• _Lista de tarefas_:
(a) Explique por que os companheiros de Peter perdiam tempo rodopiando em volta das agulhas de campanários de igreja, segundo o texto sobre o voo das crianças.
(b) Responda com base no texto sobre o voo das crianças:
(i) Como Roger Caillois chama a faceta de vertigem que o voo assume?
(ii) Na competição entre John e Michael, quem levava vantagem?
(iii) O que o voo das crianças não tinha, em comparação com o de Peter?

• _Página_:
▬▬▬
Tudo corria de feição às crianças e, mesmo não tendo a “elegância” do voo de Peter, a verdade é que conseguiram voar, foram para cima e para baixo e “rodaram de um lado para o outro”. Enfim, os “resultados [foram] surpreendentes” (Ibid., p. 46), o sonho das crianças tornou-se realidade e a verdade é que elas voam mesmo: o sonho tornou-se real na própria ficção tecida pela imaginação ativa da infância pura: “– É verdade, a gente voou mesmo” (Ibid., p. 101).

O voo começa, pois, por ser uma brincadeira e assumir aquilo que Roger Caillois (1990, p. 43) chama de faceta de ilinx (vertigem), o estonteamento que desvanece a realidade com imensa brusquidão:

A princípio, os seus companheiros confiavam implicitamente nele, e tais eram as delícias de voar, que eles perdiam tempo rodopiando em roda de agulhas de campanários de igreja e de outros objetos altos que encontrassem pelo caminho e lhes despertassem a fantasia. O John e o Michael competiam um com o outro, se bem que o Michael levasse um avanço. Lembravam-se, com um certo desprezo, que ainda não há muito tempo se achavam crianças importantes só por conseguirem voar em torno das paredes de um quarto (BARRIE, 2005, p. 51).
▬▬▬
• _Linhas de dados_:
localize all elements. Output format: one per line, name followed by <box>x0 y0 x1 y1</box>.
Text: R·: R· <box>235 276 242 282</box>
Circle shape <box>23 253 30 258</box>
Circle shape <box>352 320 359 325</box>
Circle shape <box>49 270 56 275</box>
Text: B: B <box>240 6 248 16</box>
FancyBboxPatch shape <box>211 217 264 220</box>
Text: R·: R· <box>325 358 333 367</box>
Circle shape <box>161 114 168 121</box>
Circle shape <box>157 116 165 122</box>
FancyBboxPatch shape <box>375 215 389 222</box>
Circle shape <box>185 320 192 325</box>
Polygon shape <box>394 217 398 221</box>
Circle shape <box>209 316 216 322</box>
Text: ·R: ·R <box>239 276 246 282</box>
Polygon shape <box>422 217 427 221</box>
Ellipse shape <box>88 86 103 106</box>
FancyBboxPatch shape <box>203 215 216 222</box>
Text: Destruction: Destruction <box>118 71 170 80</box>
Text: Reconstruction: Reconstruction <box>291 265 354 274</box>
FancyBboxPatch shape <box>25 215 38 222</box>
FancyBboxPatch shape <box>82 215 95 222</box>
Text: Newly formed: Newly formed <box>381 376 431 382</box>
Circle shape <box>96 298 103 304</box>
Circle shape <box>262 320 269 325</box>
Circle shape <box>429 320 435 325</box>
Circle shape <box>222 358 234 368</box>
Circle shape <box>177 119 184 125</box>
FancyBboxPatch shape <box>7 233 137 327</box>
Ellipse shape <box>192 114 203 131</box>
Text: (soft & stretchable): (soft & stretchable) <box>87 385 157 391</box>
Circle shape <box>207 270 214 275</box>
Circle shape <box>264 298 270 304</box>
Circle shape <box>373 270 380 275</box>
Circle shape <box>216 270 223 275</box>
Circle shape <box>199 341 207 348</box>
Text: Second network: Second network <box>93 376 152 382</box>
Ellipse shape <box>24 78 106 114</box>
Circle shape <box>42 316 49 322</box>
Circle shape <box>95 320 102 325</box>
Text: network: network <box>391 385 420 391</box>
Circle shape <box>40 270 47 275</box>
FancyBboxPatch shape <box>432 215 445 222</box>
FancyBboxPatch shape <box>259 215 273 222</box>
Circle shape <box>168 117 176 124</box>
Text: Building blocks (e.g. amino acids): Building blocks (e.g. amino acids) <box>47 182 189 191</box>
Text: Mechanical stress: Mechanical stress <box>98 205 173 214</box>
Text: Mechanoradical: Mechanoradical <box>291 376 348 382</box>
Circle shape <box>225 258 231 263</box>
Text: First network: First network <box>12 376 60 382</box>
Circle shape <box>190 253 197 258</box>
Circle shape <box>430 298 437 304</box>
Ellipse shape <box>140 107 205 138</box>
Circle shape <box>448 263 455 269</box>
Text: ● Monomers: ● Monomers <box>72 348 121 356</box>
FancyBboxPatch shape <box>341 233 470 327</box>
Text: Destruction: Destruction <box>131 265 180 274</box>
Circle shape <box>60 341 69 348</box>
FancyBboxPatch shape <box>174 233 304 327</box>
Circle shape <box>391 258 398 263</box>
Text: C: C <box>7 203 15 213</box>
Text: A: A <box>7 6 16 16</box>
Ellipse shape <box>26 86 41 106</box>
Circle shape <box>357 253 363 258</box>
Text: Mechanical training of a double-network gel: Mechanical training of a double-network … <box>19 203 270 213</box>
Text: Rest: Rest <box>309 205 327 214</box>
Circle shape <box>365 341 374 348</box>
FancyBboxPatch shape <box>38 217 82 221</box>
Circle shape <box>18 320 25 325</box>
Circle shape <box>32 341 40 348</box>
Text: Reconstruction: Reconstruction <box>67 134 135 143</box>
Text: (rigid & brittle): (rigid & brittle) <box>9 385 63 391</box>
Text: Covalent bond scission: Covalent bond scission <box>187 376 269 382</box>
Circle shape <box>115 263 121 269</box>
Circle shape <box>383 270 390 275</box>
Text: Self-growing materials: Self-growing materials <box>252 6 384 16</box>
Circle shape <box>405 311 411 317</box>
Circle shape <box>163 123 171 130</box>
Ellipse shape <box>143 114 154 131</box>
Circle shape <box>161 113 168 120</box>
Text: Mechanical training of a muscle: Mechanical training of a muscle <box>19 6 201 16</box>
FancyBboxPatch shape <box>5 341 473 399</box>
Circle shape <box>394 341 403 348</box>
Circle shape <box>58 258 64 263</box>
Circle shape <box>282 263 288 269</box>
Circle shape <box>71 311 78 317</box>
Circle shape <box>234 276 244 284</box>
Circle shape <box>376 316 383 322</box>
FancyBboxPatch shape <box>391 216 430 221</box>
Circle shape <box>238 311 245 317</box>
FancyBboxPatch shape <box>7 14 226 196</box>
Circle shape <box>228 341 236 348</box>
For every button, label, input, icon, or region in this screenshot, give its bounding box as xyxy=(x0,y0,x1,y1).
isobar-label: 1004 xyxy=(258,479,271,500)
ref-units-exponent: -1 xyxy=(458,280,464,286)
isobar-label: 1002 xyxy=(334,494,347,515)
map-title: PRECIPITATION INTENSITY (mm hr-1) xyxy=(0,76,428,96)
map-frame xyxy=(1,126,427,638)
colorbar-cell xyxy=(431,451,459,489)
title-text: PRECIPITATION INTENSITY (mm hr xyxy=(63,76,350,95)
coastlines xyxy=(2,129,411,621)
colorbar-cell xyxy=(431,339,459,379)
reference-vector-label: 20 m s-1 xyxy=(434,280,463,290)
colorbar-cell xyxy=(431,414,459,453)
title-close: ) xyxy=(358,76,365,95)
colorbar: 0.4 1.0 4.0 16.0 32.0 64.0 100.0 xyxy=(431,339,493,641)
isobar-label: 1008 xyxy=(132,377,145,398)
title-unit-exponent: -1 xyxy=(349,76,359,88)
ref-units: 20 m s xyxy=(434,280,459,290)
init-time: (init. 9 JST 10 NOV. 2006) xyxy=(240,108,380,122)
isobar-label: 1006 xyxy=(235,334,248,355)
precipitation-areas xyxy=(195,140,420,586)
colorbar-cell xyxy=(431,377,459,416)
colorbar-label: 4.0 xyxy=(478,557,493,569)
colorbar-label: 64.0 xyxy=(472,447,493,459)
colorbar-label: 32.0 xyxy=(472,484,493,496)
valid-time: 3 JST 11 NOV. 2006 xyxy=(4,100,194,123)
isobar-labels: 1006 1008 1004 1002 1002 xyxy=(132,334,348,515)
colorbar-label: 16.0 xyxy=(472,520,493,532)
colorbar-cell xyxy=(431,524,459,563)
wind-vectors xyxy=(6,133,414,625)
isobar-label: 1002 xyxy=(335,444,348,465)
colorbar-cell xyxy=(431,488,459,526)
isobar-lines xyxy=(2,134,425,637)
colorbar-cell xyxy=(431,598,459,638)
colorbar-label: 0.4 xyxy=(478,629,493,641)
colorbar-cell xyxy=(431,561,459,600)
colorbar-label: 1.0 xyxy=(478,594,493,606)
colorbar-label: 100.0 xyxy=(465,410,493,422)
▬▬▬
• _Respostas do exercício_:
(a) Eles perdiam tempo rodopiando em volta das agulhas de campanários e de outros objetos altos porque eram tais as delícias de voar. Esses objetos lhes despertavam a fantasia.

(b)
(i) Ilinx.
(ii) Michael.
(iii) A "elegância".